§ PROBLEM:
For every line in the data below that contains "Final", copy the line.

§ DATASET CONTENT:
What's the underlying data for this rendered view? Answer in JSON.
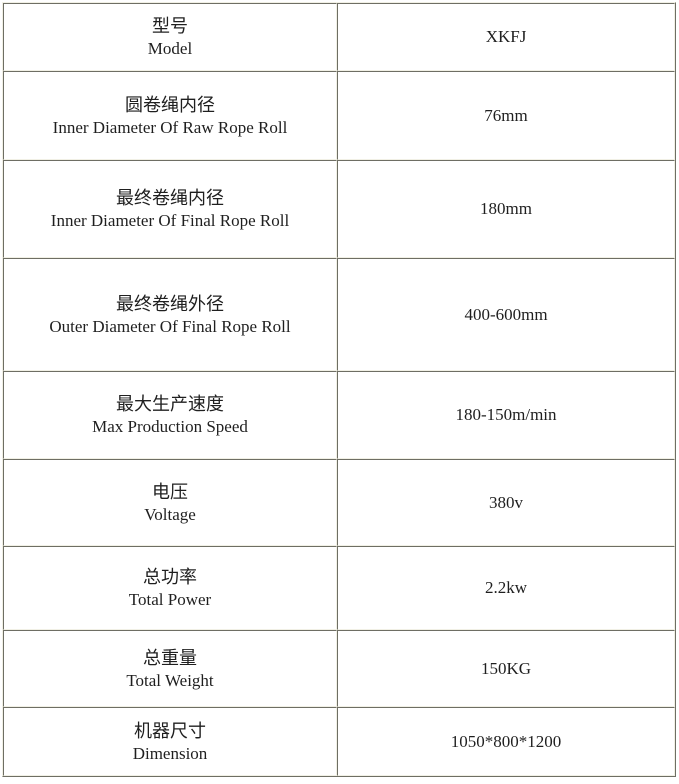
{
  "table": {
    "name": "machine-specification-table",
    "columns": [
      "parameter",
      "value"
    ],
    "rows": [
      {
        "zh": "型号",
        "en": "Model",
        "value": "XKFJ"
      },
      {
        "zh": "圆卷绳内径",
        "en": "Inner Diameter Of Raw Rope Roll",
        "value": "76mm"
      },
      {
        "zh": "最终卷绳内径",
        "en": "Inner Diameter Of Final Rope Roll",
        "value": "180mm"
      },
      {
        "zh": "最终卷绳外径",
        "en": "Outer Diameter Of Final Rope Roll",
        "value": "400-600mm"
      },
      {
        "zh": "最大生产速度",
        "en": "Max Production Speed",
        "value": "180-150m/min"
      },
      {
        "zh": "电压",
        "en": "Voltage",
        "value": "380v"
      },
      {
        "zh": "总功率",
        "en": "Total Power",
        "value": "2.2kw"
      },
      {
        "zh": "总重量",
        "en": "Total Weight",
        "value": "150KG"
      },
      {
        "zh": "机器尺寸",
        "en": "Dimension",
        "value": "1050*800*1200"
      }
    ],
    "colors": {
      "border_dark": "#6e6e64",
      "border_light": "#f1f0e5",
      "background": "#ffffff",
      "text": "#1f1f1f"
    }
  }
}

§ COMPLETE RESPONSE:
        "en": "Inner Diameter Of Final Rope Roll",
        "en": "Outer Diameter Of Final Rope Roll",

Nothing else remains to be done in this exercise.